■ **TASK BRIEF**:
Could you find each line of the data below that contains the word "prices" and copy those lines?

■ **DATASET EXTRACT**:

***

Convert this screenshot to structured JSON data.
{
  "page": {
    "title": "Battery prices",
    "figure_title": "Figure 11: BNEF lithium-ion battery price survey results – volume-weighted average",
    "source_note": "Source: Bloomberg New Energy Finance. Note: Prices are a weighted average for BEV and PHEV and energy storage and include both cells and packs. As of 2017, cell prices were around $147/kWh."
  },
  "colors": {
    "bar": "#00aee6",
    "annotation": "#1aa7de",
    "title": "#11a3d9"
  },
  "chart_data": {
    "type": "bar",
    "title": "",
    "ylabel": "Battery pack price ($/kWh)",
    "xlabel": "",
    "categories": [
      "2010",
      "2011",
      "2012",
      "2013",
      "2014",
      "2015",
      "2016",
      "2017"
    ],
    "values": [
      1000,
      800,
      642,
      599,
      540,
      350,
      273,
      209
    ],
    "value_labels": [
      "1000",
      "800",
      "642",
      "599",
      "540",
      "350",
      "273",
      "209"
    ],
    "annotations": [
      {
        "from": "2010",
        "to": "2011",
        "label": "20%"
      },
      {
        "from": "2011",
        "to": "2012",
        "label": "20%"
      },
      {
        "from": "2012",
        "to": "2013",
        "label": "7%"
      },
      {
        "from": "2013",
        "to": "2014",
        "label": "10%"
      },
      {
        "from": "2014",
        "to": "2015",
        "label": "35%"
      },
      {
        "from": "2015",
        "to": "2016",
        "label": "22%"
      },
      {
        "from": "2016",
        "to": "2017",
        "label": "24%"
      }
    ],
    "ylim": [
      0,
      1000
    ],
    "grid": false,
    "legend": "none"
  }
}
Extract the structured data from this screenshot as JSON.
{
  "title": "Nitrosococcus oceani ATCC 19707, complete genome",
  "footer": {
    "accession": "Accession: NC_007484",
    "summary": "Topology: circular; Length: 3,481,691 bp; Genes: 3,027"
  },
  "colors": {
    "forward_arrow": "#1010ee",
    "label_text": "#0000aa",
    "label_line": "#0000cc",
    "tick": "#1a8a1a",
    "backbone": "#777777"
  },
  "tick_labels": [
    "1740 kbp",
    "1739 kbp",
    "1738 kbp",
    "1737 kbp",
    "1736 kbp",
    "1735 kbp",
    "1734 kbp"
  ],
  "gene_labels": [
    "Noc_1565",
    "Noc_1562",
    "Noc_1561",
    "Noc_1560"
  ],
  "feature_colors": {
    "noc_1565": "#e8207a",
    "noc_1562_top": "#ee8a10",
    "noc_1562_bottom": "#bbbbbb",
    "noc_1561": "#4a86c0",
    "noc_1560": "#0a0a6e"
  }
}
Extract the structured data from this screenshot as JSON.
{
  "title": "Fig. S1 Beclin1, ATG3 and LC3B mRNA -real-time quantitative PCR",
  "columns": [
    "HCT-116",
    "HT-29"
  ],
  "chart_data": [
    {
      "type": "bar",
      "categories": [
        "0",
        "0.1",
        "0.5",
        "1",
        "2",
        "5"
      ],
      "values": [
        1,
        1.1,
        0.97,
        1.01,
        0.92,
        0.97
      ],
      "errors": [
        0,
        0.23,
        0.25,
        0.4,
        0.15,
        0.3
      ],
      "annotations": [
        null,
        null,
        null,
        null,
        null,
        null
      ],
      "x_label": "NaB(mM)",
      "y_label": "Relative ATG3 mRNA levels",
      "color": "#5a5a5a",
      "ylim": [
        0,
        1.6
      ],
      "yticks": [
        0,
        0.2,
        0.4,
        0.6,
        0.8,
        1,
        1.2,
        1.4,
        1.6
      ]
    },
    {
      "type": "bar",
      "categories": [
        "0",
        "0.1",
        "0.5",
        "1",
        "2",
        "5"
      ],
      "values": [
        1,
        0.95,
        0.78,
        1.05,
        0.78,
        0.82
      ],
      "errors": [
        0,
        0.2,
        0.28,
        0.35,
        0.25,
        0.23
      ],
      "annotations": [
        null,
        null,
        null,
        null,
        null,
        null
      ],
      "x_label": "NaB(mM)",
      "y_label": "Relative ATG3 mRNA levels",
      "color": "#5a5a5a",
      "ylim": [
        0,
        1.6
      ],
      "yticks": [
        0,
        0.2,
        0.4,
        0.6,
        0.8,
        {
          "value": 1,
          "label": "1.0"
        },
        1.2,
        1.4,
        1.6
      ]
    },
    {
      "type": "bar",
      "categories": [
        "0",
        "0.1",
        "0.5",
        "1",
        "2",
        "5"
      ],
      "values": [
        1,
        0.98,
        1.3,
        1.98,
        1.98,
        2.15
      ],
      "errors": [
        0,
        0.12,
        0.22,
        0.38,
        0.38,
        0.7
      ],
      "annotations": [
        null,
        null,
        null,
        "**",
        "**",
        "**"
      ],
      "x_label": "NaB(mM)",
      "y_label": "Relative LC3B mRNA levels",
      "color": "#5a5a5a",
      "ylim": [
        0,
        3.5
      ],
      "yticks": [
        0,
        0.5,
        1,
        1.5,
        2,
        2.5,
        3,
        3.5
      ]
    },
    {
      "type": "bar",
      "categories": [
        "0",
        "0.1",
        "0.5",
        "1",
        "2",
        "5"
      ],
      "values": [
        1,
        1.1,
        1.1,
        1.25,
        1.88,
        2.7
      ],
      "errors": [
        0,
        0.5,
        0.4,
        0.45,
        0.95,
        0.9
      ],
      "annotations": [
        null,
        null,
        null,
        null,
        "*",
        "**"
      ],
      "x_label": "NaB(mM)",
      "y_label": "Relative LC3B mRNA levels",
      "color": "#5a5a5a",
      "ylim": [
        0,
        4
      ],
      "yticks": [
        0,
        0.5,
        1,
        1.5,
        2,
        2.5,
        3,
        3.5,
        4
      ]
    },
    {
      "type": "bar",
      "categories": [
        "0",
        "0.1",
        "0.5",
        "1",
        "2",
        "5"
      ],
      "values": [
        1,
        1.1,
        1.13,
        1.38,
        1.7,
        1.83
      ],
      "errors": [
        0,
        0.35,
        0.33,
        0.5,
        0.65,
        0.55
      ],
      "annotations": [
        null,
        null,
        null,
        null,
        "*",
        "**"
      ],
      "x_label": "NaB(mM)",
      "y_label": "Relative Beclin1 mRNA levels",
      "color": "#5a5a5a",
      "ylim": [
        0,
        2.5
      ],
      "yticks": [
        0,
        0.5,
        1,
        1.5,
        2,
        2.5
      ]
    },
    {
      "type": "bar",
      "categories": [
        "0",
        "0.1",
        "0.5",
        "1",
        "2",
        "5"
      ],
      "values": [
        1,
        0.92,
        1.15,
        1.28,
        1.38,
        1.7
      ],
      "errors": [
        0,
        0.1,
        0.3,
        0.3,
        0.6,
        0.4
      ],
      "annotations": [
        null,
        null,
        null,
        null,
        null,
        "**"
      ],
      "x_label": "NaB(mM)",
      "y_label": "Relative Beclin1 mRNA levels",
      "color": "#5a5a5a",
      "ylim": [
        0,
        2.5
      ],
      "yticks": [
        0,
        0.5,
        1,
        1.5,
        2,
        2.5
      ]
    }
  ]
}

***

■ **WRITTEN REPLY**:
    "title": "Battery prices",
    "source_note": "Source: Bloomberg New Energy Finance. Note: Prices are a weighted average for BEV and PHEV and energy storage and include both cells and packs. As of 2017, cell prices were around $147/kWh."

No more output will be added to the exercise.